**EXERCISE BRIEF**
Copy every line of the records below that holds the word "JSON".

**Figure contents as structured data**
━━━━━━━━

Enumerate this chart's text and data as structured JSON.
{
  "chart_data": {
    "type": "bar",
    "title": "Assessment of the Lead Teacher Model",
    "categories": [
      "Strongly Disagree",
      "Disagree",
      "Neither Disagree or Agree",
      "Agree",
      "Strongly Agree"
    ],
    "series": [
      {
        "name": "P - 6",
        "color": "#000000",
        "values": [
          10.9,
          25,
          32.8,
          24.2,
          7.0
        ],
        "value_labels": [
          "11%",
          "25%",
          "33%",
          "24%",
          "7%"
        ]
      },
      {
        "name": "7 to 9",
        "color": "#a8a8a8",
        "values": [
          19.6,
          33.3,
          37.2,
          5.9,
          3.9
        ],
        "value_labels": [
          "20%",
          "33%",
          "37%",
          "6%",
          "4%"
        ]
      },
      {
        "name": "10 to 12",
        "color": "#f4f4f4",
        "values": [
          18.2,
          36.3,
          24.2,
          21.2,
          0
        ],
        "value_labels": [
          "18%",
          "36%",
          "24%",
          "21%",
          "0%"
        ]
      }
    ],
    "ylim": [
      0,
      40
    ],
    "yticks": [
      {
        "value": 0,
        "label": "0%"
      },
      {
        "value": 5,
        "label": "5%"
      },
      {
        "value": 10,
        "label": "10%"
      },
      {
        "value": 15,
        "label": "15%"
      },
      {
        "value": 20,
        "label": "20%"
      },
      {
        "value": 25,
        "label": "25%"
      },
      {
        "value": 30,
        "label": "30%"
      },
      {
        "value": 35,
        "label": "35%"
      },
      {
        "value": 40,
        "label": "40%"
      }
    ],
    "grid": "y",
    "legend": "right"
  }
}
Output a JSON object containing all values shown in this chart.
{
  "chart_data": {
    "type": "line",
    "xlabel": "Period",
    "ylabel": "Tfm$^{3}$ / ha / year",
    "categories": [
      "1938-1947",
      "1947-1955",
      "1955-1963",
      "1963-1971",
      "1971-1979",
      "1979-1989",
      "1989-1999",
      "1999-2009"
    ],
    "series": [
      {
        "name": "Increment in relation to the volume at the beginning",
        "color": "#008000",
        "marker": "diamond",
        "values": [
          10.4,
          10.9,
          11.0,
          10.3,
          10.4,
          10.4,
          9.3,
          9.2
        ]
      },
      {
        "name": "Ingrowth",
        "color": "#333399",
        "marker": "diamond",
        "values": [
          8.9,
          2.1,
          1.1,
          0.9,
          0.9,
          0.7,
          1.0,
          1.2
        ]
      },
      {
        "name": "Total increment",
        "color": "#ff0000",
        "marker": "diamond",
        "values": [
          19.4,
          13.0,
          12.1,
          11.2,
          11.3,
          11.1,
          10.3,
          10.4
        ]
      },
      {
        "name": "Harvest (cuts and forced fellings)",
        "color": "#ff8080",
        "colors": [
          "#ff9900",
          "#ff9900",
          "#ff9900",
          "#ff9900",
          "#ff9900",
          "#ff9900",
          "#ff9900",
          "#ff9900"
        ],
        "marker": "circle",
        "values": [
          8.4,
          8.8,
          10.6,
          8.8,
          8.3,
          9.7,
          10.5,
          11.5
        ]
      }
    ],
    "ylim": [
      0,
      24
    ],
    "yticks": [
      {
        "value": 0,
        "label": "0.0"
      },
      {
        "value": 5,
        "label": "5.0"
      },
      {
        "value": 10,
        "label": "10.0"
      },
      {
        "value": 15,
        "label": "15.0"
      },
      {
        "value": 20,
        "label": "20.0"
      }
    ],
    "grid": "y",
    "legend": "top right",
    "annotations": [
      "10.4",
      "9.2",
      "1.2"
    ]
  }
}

━━━━━━━━

**SOLUTION FOR THIS EXERCISE**
Enumerate this chart's text and data as structured JSON.
Output a JSON object containing all values shown in this chart.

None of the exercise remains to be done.